> Short problem:
Make an exact copy of the records, with the pictures left out.

> The input:
□ □ □ □ □ □ □

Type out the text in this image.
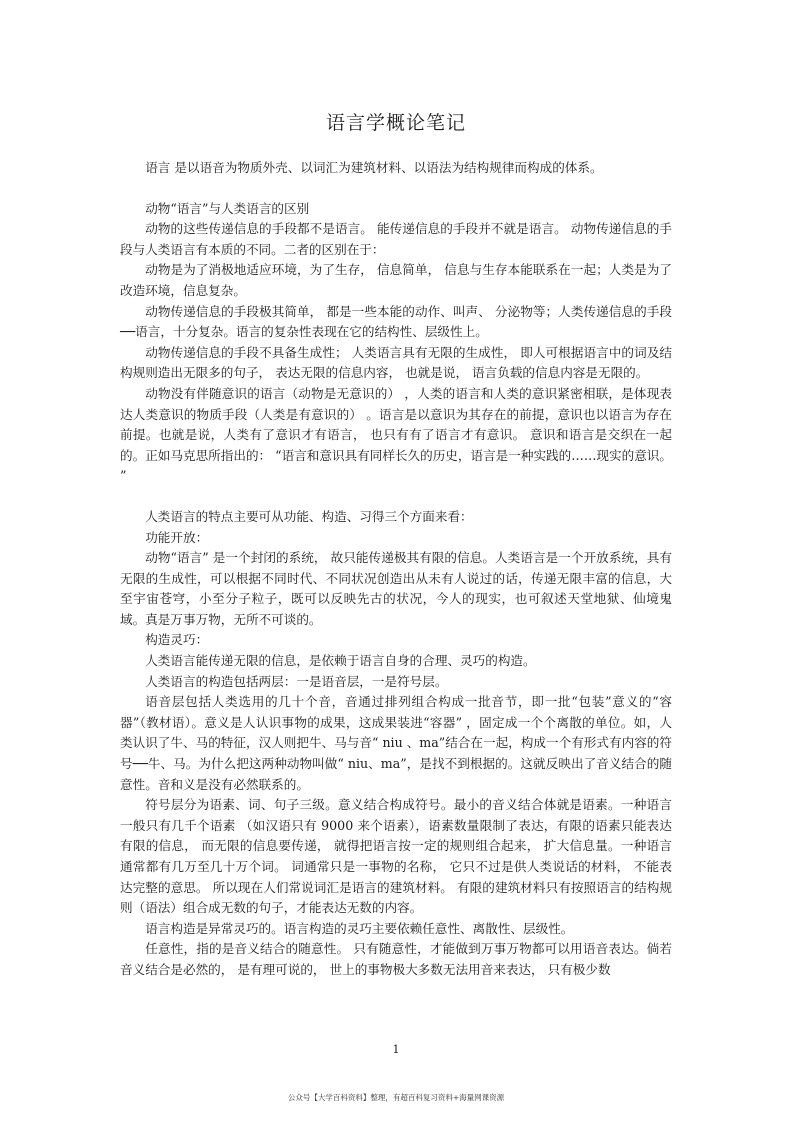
语言学概论笔记

语言 是以语音为物质外壳、以词汇为建筑材料、以语法为结构规律而构成的体系。

动物“语言”与人类语言的区别

动物的这些传递信息的手段都不是语言。 能传递信息的手段并不就是语言。 动物传递信息的手段与人类语言有本质的不同。二者的区别在于：

动物是为了消极地适应环境，为了生存， 信息简单， 信息与生存本能联系在一起；人类是为了改造环境，信息复杂。

动物传递信息的手段极其简单， 都是一些本能的动作、叫声、 分泌物等；人类传递信息的手段──语言，十分复杂。语言的复杂性表现在它的结构性、层级性上。

动物传递信息的手段不具备生成性； 人类语言具有无限的生成性， 即人可根据语言中的词及结构规则造出无限多的句子， 表达无限的信息内容， 也就是说， 语言负载的信息内容是无限的。

动物没有伴随意识的语言（动物是无意识的） ，人类的语言和人类的意识紧密相联，是体现表达人类意识的物质手段（人类是有意识的） 。语言是以意识为其存在的前提，意识也以语言为存在前提。也就是说，人类有了意识才有语言， 也只有有了语言才有意识。 意识和语言是交织在一起的。正如马克思所指出的： “语言和意识具有同样长久的历史，语言是一种实践的……现实的意识。 ”

人类语言的特点主要可从功能、构造、习得三个方面来看：

功能开放：

动物“语言” 是一个封闭的系统， 故只能传递极其有限的信息。人类语言是一个开放系统，具有无限的生成性，可以根据不同时代、不同状况创造出从未有人说过的话，传递无限丰富的信息，大至宇宙苍穹，小至分子粒子，既可以反映先古的状况，今人的现实，也可叙述天堂地狱、仙境鬼域。真是万事万物，无所不可谈的。

构造灵巧：

人类语言能传递无限的信息，是依赖于语言自身的合理、灵巧的构造。

人类语言的构造包括两层：一是语音层，一是符号层。

语音层包括人类选用的几十个音，音通过排列组合构成一批音节，即一批“包装”意义的“容器”（教材语）。意义是人认识事物的成果，这成果装进“容器” ，固定成一个个离散的单位。如，人类认识了牛、马的特征，汉人则把牛、马与音“ niu 、ma”结合在一起，构成一个有形式有内容的符号──牛、马。为什么把这两种动物叫做“ niu、ma”，是找不到根据的。这就反映出了音义结合的随意性。音和义是没有必然联系的。

符号层分为语素、词、句子三级。意义结合构成符号。最小的音义结合体就是语素。一种语言一般只有几千个语素 （如汉语只有 9000 来个语素），语素数量限制了表达，有限的语素只能表达有限的信息， 而无限的信息要传递， 就得把语言按一定的规则组合起来， 扩大信息量。一种语言通常都有几万至几十万个词。 词通常只是一事物的名称， 它只不过是供人类说话的材料， 不能表达完整的意思。 所以现在人们常说词汇是语言的建筑材料。 有限的建筑材料只有按照语言的结构规则（语法）组合成无数的句子，才能表达无数的内容。

语言构造是异常灵巧的。语言构造的灵巧主要依赖任意性、离散性、层级性。

任意性，指的是音义结合的随意性。 只有随意性，才能做到万事万物都可以用语音表达。倘若音义结合是必然的， 是有理可说的， 世上的事物极大多数无法用音来表达， 只有极少数

1
公众号【大学百科资料】整理，有超百科复习资料+海量网课资源
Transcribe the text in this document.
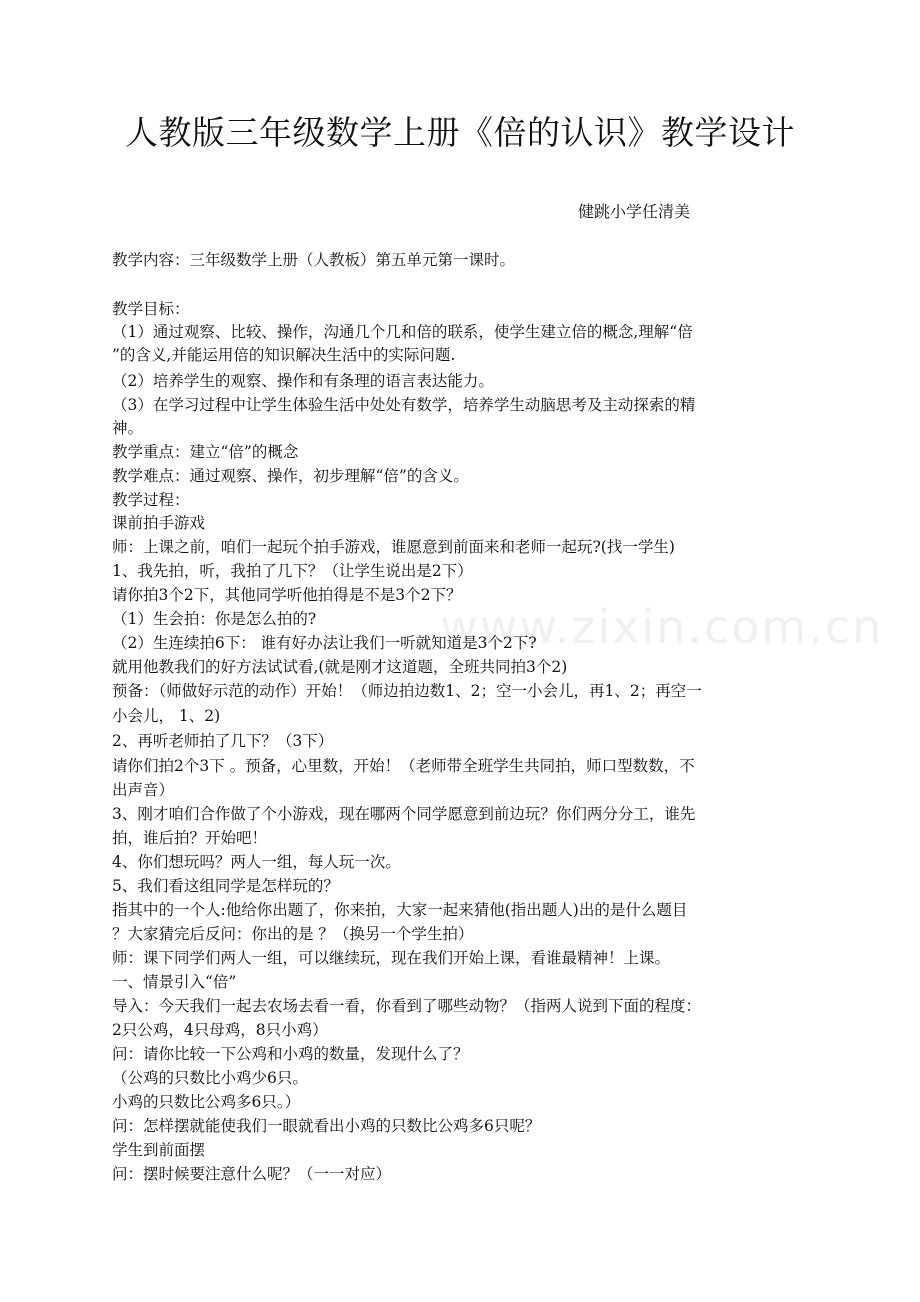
人教版三年级数学上册《倍的认识》教学设计
健跳小学任清美
www.zixin.com.cn
教学内容：三年级数学上册（人教板）第五单元第一课时。
教学目标：
（1）通过观察、比较、操作，沟通几个几和倍的联系，使学生建立倍的概念,理解“倍
”的含义,并能运用倍的知识解决生活中的实际问题.
（2）培养学生的观察、操作和有条理的语言表达能力。
（3）在学习过程中让学生体验生活中处处有数学，培养学生动脑思考及主动探索的精
神。
教学重点：建立“倍”的概念
教学难点：通过观察、操作，初步理解“倍”的含义。
教学过程：
课前拍手游戏
师：上课之前，咱们一起玩个拍手游戏，谁愿意到前面来和老师一起玩?(找一学生)
1、我先拍，听，我拍了几下？（让学生说出是2下）
请你拍3个2下，其他同学听他拍得是不是3个2下？
（1）生会拍：你是怎么拍的?
（2）生连续拍6下： 谁有好办法让我们一听就知道是3个2下?
就用他教我们的好方法试试看,(就是刚才这道题，全班共同拍3个2)
预备：（师做好示范的动作）开始！（师边拍边数1、2；空一小会儿，再1、2；再空一
小会儿， 1、2)
2、再听老师拍了几下？（3下）
请你们拍2个3下 。预备，心里数，开始！（老师带全班学生共同拍，师口型数数，不
出声音）
3、刚才咱们合作做了个小游戏，现在哪两个同学愿意到前边玩？你们两分分工，谁先
拍，谁后拍？开始吧！
4、你们想玩吗？两人一组，每人玩一次。
5、我们看这组同学是怎样玩的？
指其中的一个人:他给你出题了，你来拍，大家一起来猜他(指出题人)出的是什么题目
？大家猜完后反问：你出的是 ？（换另一个学生拍）
师：课下同学们两人一组，可以继续玩，现在我们开始上课，看谁最精神！上课。
一、情景引入“倍”
导入：今天我们一起去农场去看一看，你看到了哪些动物？（指两人说到下面的程度：
2只公鸡，4只母鸡，8只小鸡）
问：请你比较一下公鸡和小鸡的数量，发现什么了？
（公鸡的只数比小鸡少6只。
小鸡的只数比公鸡多6只。）
问：怎样摆就能使我们一眼就看出小鸡的只数比公鸡多6只呢？
学生到前面摆
问：摆时候要注意什么呢？（一一对应）
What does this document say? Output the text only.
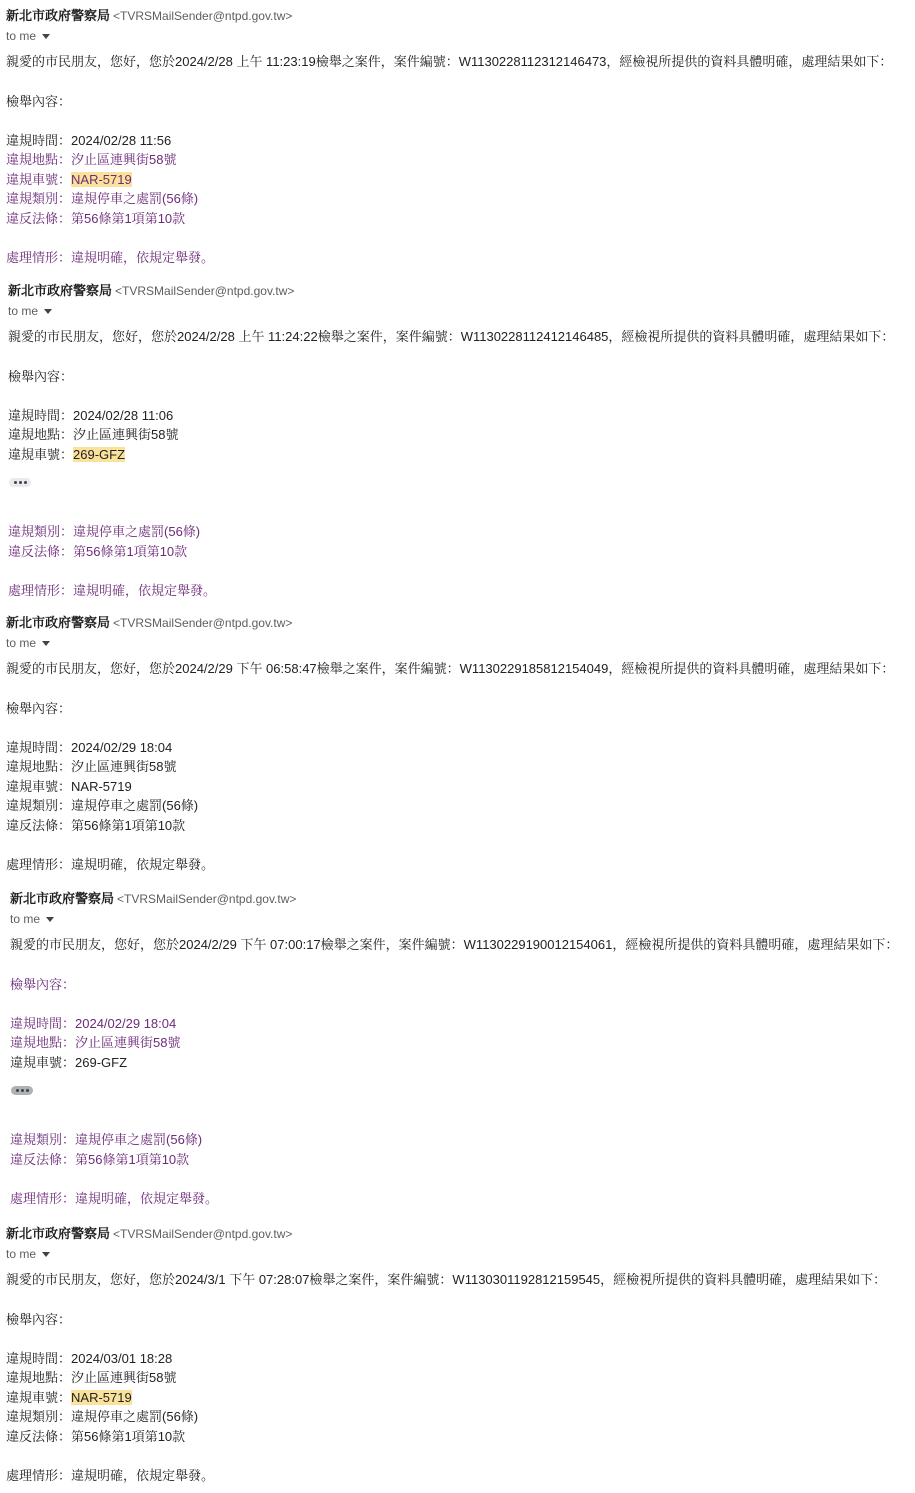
新北市政府警察局 <TVRSMailSender@ntpd.gov.tw>
to me
親愛的市民朋友，您好，您於2024/2/28 上午 11:23:19檢舉之案件，案件編號：W1130228112312146473，經檢視所提供的資料具體明確，處理結果如下：
檢舉內容：
違規時間：2024/02/28 11:56
違規地點：汐止區連興街58號
違規車號：NAR-5719
違規類別：違規停車之處罰(56條)
違反法條：第56條第1項第10款
處理情形：違規明確，依規定舉發。
新北市政府警察局 <TVRSMailSender@ntpd.gov.tw>
to me
親愛的市民朋友，您好，您於2024/2/28 上午 11:24:22檢舉之案件，案件編號：W1130228112412146485，經檢視所提供的資料具體明確，處理結果如下：
檢舉內容：
違規時間：2024/02/28 11:06
違規地點：汐止區連興街58號
違規車號：269-GFZ
違規類別：違規停車之處罰(56條)
違反法條：第56條第1項第10款
處理情形：違規明確，依規定舉發。
新北市政府警察局 <TVRSMailSender@ntpd.gov.tw>
to me
親愛的市民朋友，您好，您於2024/2/29 下午 06:58:47檢舉之案件，案件編號：W1130229185812154049，經檢視所提供的資料具體明確，處理結果如下：
檢舉內容：
違規時間：2024/02/29 18:04
違規地點：汐止區連興街58號
違規車號：NAR-5719
違規類別：違規停車之處罰(56條)
違反法條：第56條第1項第10款
處理情形：違規明確，依規定舉發。
新北市政府警察局 <TVRSMailSender@ntpd.gov.tw>
to me
親愛的市民朋友，您好，您於2024/2/29 下午 07:00:17檢舉之案件，案件編號：W1130229190012154061，經檢視所提供的資料具體明確，處理結果如下：
檢舉內容：
違規時間：2024/02/29 18:04
違規地點：汐止區連興街58號
違規車號：269-GFZ
違規類別：違規停車之處罰(56條)
違反法條：第56條第1項第10款
處理情形：違規明確，依規定舉發。
新北市政府警察局 <TVRSMailSender@ntpd.gov.tw>
to me
親愛的市民朋友，您好，您於2024/3/1 下午 07:28:07檢舉之案件，案件編號：W1130301192812159545，經檢視所提供的資料具體明確，處理結果如下：
檢舉內容：
違規時間：2024/03/01 18:28
違規地點：汐止區連興街58號
違規車號：NAR-5719
違規類別：違規停車之處罰(56條)
違反法條：第56條第1項第10款
處理情形：違規明確，依規定舉發。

□ □ □ □ □ □ □

> Expected output:
Type out the text in this image.
语言学概论笔记

语言 是以语音为物质外壳、以词汇为建筑材料、以语法为结构规律而构成的体系。

动物“语言”与人类语言的区别

动物的这些传递信息的手段都不是语言。 能传递信息的手段并不就是语言。 动物传递信息的手段与人类语言有本质的不同。二者的区别在于：

动物是为了消极地适应环境，为了生存， 信息简单， 信息与生存本能联系在一起；人类是为了改造环境，信息复杂。

动物传递信息的手段极其简单， 都是一些本能的动作、叫声、 分泌物等；人类传递信息的手段──语言，十分复杂。语言的复杂性表现在它的结构性、层级性上。

动物传递信息的手段不具备生成性； 人类语言具有无限的生成性， 即人可根据语言中的词及结构规则造出无限多的句子， 表达无限的信息内容， 也就是说， 语言负载的信息内容是无限的。

动物没有伴随意识的语言（动物是无意识的） ，人类的语言和人类的意识紧密相联，是体现表达人类意识的物质手段（人类是有意识的） 。语言是以意识为其存在的前提，意识也以语言为存在前提。也就是说，人类有了意识才有语言， 也只有有了语言才有意识。 意识和语言是交织在一起的。正如马克思所指出的： “语言和意识具有同样长久的历史，语言是一种实践的……现实的意识。 ”

人类语言的特点主要可从功能、构造、习得三个方面来看：

功能开放：

动物“语言” 是一个封闭的系统， 故只能传递极其有限的信息。人类语言是一个开放系统，具有无限的生成性，可以根据不同时代、不同状况创造出从未有人说过的话，传递无限丰富的信息，大至宇宙苍穹，小至分子粒子，既可以反映先古的状况，今人的现实，也可叙述天堂地狱、仙境鬼域。真是万事万物，无所不可谈的。

构造灵巧：

人类语言能传递无限的信息，是依赖于语言自身的合理、灵巧的构造。

人类语言的构造包括两层：一是语音层，一是符号层。

语音层包括人类选用的几十个音，音通过排列组合构成一批音节，即一批“包装”意义的“容器”（教材语）。意义是人认识事物的成果，这成果装进“容器” ，固定成一个个离散的单位。如，人类认识了牛、马的特征，汉人则把牛、马与音“ niu 、ma”结合在一起，构成一个有形式有内容的符号──牛、马。为什么把这两种动物叫做“ niu、ma”，是找不到根据的。这就反映出了音义结合的随意性。音和义是没有必然联系的。

符号层分为语素、词、句子三级。意义结合构成符号。最小的音义结合体就是语素。一种语言一般只有几千个语素 （如汉语只有 9000 来个语素），语素数量限制了表达，有限的语素只能表达有限的信息， 而无限的信息要传递， 就得把语言按一定的规则组合起来， 扩大信息量。一种语言通常都有几万至几十万个词。 词通常只是一事物的名称， 它只不过是供人类说话的材料， 不能表达完整的意思。 所以现在人们常说词汇是语言的建筑材料。 有限的建筑材料只有按照语言的结构规则（语法）组合成无数的句子，才能表达无数的内容。

语言构造是异常灵巧的。语言构造的灵巧主要依赖任意性、离散性、层级性。

任意性，指的是音义结合的随意性。 只有随意性，才能做到万事万物都可以用语音表达。倘若音义结合是必然的， 是有理可说的， 世上的事物极大多数无法用音来表达， 只有极少数

1
公众号【大学百科资料】整理，有超百科复习资料+海量网课资源
Transcribe the text in this document.
人教版三年级数学上册《倍的认识》教学设计
健跳小学任清美
www.zixin.com.cn
教学内容：三年级数学上册（人教板）第五单元第一课时。
教学目标：
（1）通过观察、比较、操作，沟通几个几和倍的联系，使学生建立倍的概念,理解“倍
”的含义,并能运用倍的知识解决生活中的实际问题.
（2）培养学生的观察、操作和有条理的语言表达能力。
（3）在学习过程中让学生体验生活中处处有数学，培养学生动脑思考及主动探索的精
神。
教学重点：建立“倍”的概念
教学难点：通过观察、操作，初步理解“倍”的含义。
教学过程：
课前拍手游戏
师：上课之前，咱们一起玩个拍手游戏，谁愿意到前面来和老师一起玩?(找一学生)
1、我先拍，听，我拍了几下？（让学生说出是2下）
请你拍3个2下，其他同学听他拍得是不是3个2下？
（1）生会拍：你是怎么拍的?
（2）生连续拍6下： 谁有好办法让我们一听就知道是3个2下?
就用他教我们的好方法试试看,(就是刚才这道题，全班共同拍3个2)
预备：（师做好示范的动作）开始！（师边拍边数1、2；空一小会儿，再1、2；再空一
小会儿， 1、2)
2、再听老师拍了几下？（3下）
请你们拍2个3下 。预备，心里数，开始！（老师带全班学生共同拍，师口型数数，不
出声音）
3、刚才咱们合作做了个小游戏，现在哪两个同学愿意到前边玩？你们两分分工，谁先
拍，谁后拍？开始吧！
4、你们想玩吗？两人一组，每人玩一次。
5、我们看这组同学是怎样玩的？
指其中的一个人:他给你出题了，你来拍，大家一起来猜他(指出题人)出的是什么题目
？大家猜完后反问：你出的是 ？（换另一个学生拍）
师：课下同学们两人一组，可以继续玩，现在我们开始上课，看谁最精神！上课。
一、情景引入“倍”
导入：今天我们一起去农场去看一看，你看到了哪些动物？（指两人说到下面的程度：
2只公鸡，4只母鸡，8只小鸡）
问：请你比较一下公鸡和小鸡的数量，发现什么了？
（公鸡的只数比小鸡少6只。
小鸡的只数比公鸡多6只。）
问：怎样摆就能使我们一眼就看出小鸡的只数比公鸡多6只呢？
学生到前面摆
问：摆时候要注意什么呢？（一一对应）
What does this document say? Output the text only.
新北市政府警察局 <TVRSMailSender@ntpd.gov.tw>
to me
親愛的市民朋友，您好，您於2024/2/28 上午 11:23:19檢舉之案件，案件編號：W1130228112312146473，經檢視所提供的資料具體明確，處理結果如下：
檢舉內容：
違規時間：2024/02/28 11:56
違規地點：汐止區連興街58號
違規車號：NAR-5719
違規類別：違規停車之處罰(56條)
違反法條：第56條第1項第10款
處理情形：違規明確，依規定舉發。
新北市政府警察局 <TVRSMailSender@ntpd.gov.tw>
to me
親愛的市民朋友，您好，您於2024/2/28 上午 11:24:22檢舉之案件，案件編號：W1130228112412146485，經檢視所提供的資料具體明確，處理結果如下：
檢舉內容：
違規時間：2024/02/28 11:06
違規地點：汐止區連興街58號
違規車號：269-GFZ
違規類別：違規停車之處罰(56條)
違反法條：第56條第1項第10款
處理情形：違規明確，依規定舉發。
新北市政府警察局 <TVRSMailSender@ntpd.gov.tw>
to me
親愛的市民朋友，您好，您於2024/2/29 下午 06:58:47檢舉之案件，案件編號：W1130229185812154049，經檢視所提供的資料具體明確，處理結果如下：
檢舉內容：
違規時間：2024/02/29 18:04
違規地點：汐止區連興街58號
違規車號：NAR-5719
違規類別：違規停車之處罰(56條)
違反法條：第56條第1項第10款
處理情形：違規明確，依規定舉發。
新北市政府警察局 <TVRSMailSender@ntpd.gov.tw>
to me
親愛的市民朋友，您好，您於2024/2/29 下午 07:00:17檢舉之案件，案件編號：W1130229190012154061，經檢視所提供的資料具體明確，處理結果如下：
檢舉內容：
違規時間：2024/02/29 18:04
違規地點：汐止區連興街58號
違規車號：269-GFZ
違規類別：違規停車之處罰(56條)
違反法條：第56條第1項第10款
處理情形：違規明確，依規定舉發。
新北市政府警察局 <TVRSMailSender@ntpd.gov.tw>
to me
親愛的市民朋友，您好，您於2024/3/1 下午 07:28:07檢舉之案件，案件編號：W1130301192812159545，經檢視所提供的資料具體明確，處理結果如下：
檢舉內容：
違規時間：2024/03/01 18:28
違規地點：汐止區連興街58號
違規車號：NAR-5719
違規類別：違規停車之處罰(56條)
違反法條：第56條第1項第10款
處理情形：違規明確，依規定舉發。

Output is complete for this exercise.